_Directions_
Write out the lines below as a numbered list, leaving out any blank ones. Begin with the first line and continue through the line containing "message-input-container[interactable]: Send <box>264".

------------------------------------------------------------

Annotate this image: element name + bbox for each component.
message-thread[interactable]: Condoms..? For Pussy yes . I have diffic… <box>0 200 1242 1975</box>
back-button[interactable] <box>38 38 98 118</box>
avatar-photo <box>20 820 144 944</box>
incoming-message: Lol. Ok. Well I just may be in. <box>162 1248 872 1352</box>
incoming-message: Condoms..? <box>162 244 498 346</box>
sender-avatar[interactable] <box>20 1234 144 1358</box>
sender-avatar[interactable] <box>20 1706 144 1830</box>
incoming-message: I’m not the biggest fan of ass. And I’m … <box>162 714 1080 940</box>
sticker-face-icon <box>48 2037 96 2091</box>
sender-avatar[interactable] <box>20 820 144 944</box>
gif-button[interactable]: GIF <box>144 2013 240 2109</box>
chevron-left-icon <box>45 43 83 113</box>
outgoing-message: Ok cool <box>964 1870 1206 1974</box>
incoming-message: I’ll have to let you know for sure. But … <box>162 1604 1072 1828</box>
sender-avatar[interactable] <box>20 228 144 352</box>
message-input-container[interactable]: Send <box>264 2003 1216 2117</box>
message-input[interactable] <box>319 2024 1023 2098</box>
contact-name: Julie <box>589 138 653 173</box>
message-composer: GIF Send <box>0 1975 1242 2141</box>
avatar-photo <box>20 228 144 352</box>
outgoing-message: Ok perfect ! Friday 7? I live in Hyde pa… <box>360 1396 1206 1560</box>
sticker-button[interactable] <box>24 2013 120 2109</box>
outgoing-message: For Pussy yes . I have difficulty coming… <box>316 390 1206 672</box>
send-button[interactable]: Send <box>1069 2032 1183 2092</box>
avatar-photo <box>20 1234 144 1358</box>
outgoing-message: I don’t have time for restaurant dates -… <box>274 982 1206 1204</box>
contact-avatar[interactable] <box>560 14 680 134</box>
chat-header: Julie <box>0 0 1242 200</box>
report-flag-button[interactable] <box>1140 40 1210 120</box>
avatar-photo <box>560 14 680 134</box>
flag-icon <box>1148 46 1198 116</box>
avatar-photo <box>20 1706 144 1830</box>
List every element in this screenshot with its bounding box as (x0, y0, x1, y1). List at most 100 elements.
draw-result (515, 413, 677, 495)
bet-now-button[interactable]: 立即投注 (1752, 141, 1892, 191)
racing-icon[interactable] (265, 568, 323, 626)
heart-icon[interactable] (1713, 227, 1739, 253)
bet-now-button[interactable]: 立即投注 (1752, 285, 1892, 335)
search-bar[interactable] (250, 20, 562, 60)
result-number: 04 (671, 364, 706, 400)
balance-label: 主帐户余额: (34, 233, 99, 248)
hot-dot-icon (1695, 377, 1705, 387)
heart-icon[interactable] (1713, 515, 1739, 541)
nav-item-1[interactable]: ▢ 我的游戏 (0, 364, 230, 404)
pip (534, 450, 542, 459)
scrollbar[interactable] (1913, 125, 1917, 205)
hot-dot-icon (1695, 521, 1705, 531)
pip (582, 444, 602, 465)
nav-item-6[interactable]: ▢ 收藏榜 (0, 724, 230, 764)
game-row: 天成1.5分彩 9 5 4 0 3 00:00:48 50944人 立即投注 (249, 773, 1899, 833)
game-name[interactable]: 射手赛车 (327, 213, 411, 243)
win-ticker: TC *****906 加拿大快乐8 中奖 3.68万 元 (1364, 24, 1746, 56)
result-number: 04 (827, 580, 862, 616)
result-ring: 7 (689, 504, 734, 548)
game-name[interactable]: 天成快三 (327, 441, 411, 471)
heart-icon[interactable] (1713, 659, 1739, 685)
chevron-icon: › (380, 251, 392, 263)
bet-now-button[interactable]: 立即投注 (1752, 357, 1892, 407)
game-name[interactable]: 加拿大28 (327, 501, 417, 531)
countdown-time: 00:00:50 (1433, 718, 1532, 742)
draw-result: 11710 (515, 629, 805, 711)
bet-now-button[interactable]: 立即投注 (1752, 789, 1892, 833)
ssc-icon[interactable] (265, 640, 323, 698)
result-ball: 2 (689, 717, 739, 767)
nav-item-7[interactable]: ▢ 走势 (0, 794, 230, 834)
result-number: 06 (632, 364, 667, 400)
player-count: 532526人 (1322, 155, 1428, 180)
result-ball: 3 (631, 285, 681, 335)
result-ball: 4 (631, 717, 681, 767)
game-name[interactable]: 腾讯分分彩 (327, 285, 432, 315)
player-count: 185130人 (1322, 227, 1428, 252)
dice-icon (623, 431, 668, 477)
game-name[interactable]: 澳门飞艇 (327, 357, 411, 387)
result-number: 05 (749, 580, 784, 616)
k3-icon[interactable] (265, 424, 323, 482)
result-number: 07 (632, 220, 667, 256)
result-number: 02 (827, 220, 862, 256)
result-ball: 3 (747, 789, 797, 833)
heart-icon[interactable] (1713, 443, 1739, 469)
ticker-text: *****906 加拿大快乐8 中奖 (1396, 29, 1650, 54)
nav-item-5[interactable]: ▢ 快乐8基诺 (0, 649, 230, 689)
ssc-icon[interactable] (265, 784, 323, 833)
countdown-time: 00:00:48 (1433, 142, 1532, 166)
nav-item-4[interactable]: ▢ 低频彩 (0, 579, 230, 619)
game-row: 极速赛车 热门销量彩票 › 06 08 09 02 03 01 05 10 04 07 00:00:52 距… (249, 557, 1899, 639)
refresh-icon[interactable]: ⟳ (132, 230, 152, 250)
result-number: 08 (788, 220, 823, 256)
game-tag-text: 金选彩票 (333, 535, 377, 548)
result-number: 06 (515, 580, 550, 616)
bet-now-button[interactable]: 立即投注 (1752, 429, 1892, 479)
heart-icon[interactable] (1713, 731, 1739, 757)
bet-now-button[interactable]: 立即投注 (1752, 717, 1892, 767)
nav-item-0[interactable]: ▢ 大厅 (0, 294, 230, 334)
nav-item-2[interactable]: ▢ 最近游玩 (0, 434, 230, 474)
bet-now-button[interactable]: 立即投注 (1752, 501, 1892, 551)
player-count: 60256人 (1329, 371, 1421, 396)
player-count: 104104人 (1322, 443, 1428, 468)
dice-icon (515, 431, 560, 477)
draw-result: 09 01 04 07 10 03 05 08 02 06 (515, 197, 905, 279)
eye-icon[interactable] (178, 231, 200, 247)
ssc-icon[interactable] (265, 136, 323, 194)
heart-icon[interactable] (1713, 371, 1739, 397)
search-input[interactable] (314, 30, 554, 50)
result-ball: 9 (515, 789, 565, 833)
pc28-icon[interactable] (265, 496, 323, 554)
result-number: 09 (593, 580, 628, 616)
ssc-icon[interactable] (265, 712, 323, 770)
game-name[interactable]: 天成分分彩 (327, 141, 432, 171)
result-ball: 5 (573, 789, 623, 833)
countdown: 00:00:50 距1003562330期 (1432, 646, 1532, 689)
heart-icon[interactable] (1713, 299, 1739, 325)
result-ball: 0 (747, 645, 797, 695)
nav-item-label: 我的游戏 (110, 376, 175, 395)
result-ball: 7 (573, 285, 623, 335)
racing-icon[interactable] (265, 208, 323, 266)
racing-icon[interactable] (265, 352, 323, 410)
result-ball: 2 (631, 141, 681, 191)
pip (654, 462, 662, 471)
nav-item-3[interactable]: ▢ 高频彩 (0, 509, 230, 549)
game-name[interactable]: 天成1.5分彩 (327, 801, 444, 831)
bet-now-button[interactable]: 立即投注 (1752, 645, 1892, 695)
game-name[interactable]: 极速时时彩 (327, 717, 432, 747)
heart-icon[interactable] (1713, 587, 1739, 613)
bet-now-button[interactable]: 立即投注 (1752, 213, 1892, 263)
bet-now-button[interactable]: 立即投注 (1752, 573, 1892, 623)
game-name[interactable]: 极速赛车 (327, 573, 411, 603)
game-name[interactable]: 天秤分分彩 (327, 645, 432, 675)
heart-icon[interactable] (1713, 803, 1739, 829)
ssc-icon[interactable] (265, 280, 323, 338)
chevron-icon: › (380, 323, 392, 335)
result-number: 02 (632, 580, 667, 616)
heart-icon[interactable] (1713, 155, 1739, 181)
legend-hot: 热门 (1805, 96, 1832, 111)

------------------------------------------------------------

_Completed task_
1. Annotate this image: element name + bbox for each component.
2. message-thread[interactable]: Condoms..? For Pussy yes . I have diffic… <box>0 200 1242 1975</box>
3. back-button[interactable] <box>38 38 98 118</box>
4. avatar-photo <box>20 820 144 944</box>
5. incoming-message: Lol. Ok. Well I just may be in. <box>162 1248 872 1352</box>
6. incoming-message: Condoms..? <box>162 244 498 346</box>
7. sender-avatar[interactable] <box>20 1234 144 1358</box>
8. sender-avatar[interactable] <box>20 1706 144 1830</box>
9. incoming-message: I’m not the biggest fan of ass. And I’m … <box>162 714 1080 940</box>
10. sticker-face-icon <box>48 2037 96 2091</box>
11. sender-avatar[interactable] <box>20 820 144 944</box>
12. gif-button[interactable]: GIF <box>144 2013 240 2109</box>
13. chevron-left-icon <box>45 43 83 113</box>
14. outgoing-message: Ok cool <box>964 1870 1206 1974</box>
15. incoming-message: I’ll have to let you know for sure. But … <box>162 1604 1072 1828</box>
16. sender-avatar[interactable] <box>20 228 144 352</box>
17. message-input-container[interactable]: Send <box>264 2003 1216 2117</box>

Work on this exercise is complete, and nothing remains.